== WHAT YOU NEED TO DO ==
From the entries provided below, copy each line that contains the word "NiCd".

== PROVIDED DATA ==
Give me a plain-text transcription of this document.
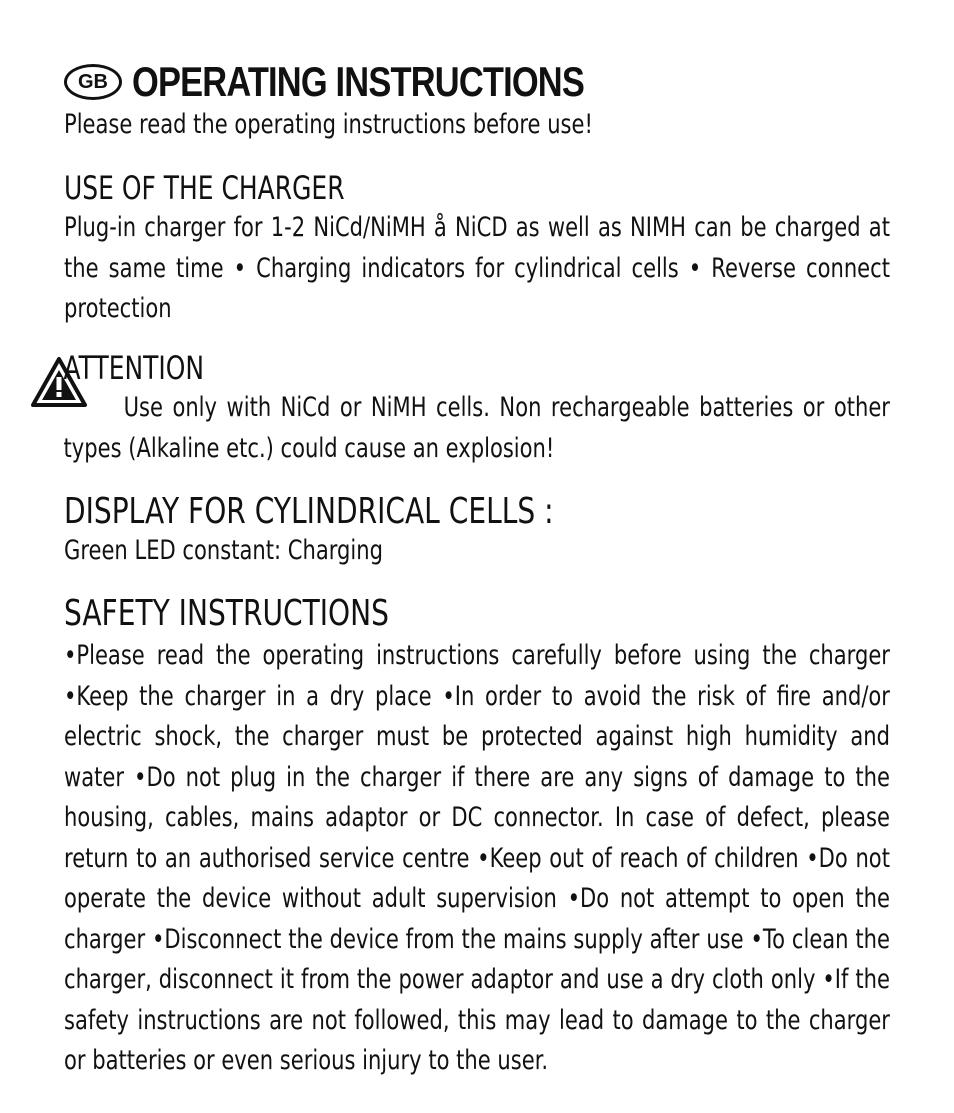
GB OPERATING INSTRUCTIONS
Please read the operating instructions before use!
USE OF THE CHARGER
Plug-in charger for 1-2 NiCd/NiMH å NiCD as well as NIMH can be charged at the same time • Charging indicators for cylindrical cells • Reverse connect protection
ATTENTION
Use only with NiCd or NiMH cells. Non rechargeable batteries or other types (Alkaline etc.) could cause an explosion!
DISPLAY FOR CYLINDRICAL CELLS :
Green LED constant: Charging
SAFETY INSTRUCTIONS
•Please read the operating instructions carefully before using the charger •Keep the charger in a dry place •In order to avoid the risk of fire and/or electric shock, the charger must be protected against high humidity and water •Do not plug in the charger if there are any signs of damage to the housing, cables, mains adaptor or DC connector. In case of defect, please return to an authorised service centre •Keep out of reach of children •Do not operate the device without adult supervision •Do not attempt to open the charger •Disconnect the device from the mains supply after use •To clean the charger, disconnect it from the power adaptor and use a dry cloth only •If the safety instructions are not followed, this may lead to damage to the charger or batteries or even serious injury to the user.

== YOUR SOLUTION ==
Plug-in charger for 1-2 NiCd/NiMH å NiCD as well as NIMH can be charged at the same time • Charging indicators for cylindrical cells • Reverse connect protection
Use only with NiCd or NiMH cells. Non rechargeable batteries or other types (Alkaline etc.) could cause an explosion!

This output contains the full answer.